### GOAL:
Among the entries below, count the lines where the string "validation" occurs, and give only the number.

# start of STORED DATA

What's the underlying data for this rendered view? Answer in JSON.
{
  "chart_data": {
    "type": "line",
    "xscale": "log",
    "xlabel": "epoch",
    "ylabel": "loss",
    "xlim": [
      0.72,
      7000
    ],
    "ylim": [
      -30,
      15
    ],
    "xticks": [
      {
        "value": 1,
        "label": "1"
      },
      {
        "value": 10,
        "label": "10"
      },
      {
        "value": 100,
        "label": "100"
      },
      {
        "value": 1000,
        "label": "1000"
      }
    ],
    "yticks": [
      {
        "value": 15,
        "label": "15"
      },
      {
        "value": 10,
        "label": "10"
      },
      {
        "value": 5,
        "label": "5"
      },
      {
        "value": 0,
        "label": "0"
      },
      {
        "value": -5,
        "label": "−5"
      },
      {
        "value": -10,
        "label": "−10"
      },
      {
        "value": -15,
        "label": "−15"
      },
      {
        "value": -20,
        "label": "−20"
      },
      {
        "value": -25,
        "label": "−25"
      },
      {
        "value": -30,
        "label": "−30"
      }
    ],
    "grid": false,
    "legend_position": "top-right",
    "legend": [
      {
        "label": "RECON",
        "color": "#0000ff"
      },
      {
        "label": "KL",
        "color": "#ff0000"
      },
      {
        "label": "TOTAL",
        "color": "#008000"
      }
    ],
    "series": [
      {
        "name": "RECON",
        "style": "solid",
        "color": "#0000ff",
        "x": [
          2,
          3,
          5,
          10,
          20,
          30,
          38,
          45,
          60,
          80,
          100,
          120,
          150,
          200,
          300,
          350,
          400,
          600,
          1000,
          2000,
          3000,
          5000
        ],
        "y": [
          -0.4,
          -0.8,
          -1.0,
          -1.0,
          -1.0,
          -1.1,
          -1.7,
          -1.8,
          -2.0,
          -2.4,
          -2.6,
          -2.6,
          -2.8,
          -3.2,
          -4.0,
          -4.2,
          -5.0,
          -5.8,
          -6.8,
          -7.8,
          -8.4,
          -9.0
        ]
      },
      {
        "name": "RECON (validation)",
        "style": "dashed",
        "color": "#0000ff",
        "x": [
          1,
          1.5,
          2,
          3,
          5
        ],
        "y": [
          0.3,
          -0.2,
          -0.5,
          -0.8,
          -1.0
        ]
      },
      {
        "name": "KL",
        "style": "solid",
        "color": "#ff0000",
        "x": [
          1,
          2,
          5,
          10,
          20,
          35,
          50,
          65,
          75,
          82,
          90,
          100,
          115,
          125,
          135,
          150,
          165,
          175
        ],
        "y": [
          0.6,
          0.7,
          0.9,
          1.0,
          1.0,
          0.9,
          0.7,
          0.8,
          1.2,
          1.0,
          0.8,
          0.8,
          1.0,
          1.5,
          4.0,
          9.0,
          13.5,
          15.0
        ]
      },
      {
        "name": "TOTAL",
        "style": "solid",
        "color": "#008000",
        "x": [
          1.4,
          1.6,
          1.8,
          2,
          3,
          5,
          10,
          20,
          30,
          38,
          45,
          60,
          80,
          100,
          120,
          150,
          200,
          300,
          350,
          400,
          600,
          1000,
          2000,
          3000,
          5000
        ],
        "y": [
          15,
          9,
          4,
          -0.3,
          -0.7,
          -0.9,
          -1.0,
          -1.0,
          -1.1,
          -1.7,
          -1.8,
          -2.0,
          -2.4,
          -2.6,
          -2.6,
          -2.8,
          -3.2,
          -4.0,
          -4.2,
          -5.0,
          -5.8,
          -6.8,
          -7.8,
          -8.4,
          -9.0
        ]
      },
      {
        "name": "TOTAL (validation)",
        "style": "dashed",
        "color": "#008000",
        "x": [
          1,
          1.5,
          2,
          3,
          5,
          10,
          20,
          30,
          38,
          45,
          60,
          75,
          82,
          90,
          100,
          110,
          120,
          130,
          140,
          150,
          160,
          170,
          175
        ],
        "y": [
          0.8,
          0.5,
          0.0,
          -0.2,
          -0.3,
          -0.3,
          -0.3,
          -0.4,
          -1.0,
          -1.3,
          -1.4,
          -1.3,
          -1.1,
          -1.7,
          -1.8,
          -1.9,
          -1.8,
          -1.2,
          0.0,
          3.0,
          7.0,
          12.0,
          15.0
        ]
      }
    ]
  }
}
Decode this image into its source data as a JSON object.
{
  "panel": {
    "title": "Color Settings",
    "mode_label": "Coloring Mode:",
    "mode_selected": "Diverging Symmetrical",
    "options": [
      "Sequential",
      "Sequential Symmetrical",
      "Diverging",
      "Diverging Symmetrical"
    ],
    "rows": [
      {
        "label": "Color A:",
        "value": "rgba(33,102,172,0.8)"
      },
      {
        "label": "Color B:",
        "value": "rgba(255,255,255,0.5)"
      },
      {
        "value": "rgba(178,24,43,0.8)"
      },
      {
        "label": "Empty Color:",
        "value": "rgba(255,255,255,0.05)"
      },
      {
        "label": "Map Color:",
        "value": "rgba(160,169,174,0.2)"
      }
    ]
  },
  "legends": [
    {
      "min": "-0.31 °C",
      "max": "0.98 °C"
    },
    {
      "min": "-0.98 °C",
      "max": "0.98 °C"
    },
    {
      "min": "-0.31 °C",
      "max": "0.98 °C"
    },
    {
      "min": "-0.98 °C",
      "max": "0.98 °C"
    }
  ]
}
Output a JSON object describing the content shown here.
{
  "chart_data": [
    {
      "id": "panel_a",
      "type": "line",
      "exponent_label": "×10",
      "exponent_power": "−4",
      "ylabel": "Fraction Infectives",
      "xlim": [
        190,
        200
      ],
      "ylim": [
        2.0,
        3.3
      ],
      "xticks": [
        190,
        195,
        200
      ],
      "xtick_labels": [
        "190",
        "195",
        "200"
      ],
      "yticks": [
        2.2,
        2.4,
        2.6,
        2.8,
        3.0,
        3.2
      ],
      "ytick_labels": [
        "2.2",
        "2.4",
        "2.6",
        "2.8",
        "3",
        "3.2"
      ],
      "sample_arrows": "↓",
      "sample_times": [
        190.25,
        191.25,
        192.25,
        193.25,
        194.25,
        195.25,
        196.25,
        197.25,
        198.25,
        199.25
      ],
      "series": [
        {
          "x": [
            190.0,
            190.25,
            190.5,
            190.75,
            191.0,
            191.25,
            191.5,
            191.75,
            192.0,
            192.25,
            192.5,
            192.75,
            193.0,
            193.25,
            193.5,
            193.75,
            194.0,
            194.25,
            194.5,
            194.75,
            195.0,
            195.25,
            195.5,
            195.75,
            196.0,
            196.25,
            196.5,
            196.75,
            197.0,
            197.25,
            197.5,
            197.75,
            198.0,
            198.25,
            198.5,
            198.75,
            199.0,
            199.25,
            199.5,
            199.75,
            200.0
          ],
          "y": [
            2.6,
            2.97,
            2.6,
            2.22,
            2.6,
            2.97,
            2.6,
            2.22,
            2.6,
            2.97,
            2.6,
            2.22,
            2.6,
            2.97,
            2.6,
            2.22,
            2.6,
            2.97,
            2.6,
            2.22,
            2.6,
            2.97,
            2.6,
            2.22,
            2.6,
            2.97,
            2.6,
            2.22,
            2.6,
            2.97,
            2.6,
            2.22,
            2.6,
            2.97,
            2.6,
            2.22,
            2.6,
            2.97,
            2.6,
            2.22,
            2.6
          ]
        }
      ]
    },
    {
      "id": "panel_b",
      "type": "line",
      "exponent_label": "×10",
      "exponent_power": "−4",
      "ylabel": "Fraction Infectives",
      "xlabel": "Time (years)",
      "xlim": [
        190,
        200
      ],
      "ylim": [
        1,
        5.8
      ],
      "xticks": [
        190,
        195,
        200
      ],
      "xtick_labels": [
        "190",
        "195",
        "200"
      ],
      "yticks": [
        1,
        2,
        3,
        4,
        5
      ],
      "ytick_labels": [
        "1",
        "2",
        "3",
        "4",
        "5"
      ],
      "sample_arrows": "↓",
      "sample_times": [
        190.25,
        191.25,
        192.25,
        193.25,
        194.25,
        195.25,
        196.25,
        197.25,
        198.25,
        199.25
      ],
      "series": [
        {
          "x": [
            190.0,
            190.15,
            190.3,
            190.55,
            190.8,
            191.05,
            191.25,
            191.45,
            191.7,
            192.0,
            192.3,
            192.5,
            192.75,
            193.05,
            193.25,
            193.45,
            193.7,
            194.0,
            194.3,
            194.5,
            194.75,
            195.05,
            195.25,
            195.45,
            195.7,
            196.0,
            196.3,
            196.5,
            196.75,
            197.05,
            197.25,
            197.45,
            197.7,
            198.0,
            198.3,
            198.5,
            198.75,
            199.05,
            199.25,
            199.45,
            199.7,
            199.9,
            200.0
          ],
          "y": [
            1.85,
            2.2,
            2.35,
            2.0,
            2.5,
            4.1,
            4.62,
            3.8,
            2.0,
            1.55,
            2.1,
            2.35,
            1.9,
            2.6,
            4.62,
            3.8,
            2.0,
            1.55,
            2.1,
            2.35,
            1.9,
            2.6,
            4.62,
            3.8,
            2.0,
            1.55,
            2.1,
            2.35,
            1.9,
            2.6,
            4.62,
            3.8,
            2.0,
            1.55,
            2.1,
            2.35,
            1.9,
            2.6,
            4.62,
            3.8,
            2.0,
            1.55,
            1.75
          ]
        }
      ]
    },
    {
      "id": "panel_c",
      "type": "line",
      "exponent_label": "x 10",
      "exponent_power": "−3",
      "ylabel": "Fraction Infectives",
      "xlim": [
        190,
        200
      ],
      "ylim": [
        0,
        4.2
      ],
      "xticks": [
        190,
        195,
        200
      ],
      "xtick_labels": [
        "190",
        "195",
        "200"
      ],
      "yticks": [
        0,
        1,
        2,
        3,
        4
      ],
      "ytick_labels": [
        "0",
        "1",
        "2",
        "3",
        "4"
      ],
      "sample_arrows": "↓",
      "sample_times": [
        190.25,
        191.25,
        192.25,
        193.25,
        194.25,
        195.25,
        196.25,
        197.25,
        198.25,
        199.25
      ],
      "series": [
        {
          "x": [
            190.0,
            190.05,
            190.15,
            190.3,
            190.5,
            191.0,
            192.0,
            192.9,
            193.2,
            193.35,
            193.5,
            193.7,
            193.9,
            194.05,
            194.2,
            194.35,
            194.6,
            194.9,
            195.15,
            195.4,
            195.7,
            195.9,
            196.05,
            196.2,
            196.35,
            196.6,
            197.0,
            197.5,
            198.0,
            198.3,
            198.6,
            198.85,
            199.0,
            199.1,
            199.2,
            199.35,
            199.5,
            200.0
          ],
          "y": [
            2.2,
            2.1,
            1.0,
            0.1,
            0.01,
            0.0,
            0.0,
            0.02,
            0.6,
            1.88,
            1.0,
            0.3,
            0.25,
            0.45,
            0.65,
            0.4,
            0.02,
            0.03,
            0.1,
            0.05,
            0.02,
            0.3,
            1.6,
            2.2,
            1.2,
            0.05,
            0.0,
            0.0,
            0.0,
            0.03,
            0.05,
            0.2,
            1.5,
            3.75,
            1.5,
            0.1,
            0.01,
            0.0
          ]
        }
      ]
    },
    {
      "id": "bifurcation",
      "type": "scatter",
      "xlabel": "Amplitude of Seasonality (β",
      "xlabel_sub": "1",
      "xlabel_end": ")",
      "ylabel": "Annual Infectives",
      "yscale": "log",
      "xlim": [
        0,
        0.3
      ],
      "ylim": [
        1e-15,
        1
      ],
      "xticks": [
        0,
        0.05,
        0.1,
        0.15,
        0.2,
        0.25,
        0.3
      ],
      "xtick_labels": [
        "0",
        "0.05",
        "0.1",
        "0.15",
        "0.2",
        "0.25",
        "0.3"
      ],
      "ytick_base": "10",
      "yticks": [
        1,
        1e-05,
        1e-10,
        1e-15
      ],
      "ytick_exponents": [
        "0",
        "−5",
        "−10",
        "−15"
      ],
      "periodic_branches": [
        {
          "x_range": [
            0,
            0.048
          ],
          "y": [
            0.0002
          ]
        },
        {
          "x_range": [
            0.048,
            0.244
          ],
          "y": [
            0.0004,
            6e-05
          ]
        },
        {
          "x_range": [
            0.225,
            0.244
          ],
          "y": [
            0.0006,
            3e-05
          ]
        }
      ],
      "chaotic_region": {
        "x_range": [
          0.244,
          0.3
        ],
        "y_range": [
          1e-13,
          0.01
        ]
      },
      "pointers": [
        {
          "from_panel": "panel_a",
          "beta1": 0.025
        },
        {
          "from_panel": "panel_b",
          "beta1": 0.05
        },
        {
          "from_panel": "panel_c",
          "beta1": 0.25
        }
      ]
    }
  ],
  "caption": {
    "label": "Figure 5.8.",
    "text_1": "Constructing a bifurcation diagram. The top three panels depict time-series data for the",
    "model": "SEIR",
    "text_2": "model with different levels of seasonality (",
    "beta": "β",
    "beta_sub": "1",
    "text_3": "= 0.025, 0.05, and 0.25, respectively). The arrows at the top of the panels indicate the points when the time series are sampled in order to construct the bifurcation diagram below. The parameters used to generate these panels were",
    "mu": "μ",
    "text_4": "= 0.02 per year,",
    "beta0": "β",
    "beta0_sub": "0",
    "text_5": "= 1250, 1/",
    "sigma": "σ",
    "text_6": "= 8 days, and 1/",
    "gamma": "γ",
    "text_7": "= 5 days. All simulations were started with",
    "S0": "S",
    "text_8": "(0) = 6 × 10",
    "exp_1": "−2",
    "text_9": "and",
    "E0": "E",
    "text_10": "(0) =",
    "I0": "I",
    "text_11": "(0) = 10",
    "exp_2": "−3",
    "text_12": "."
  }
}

# end of STORED DATA

### TASK RESPONSE:
2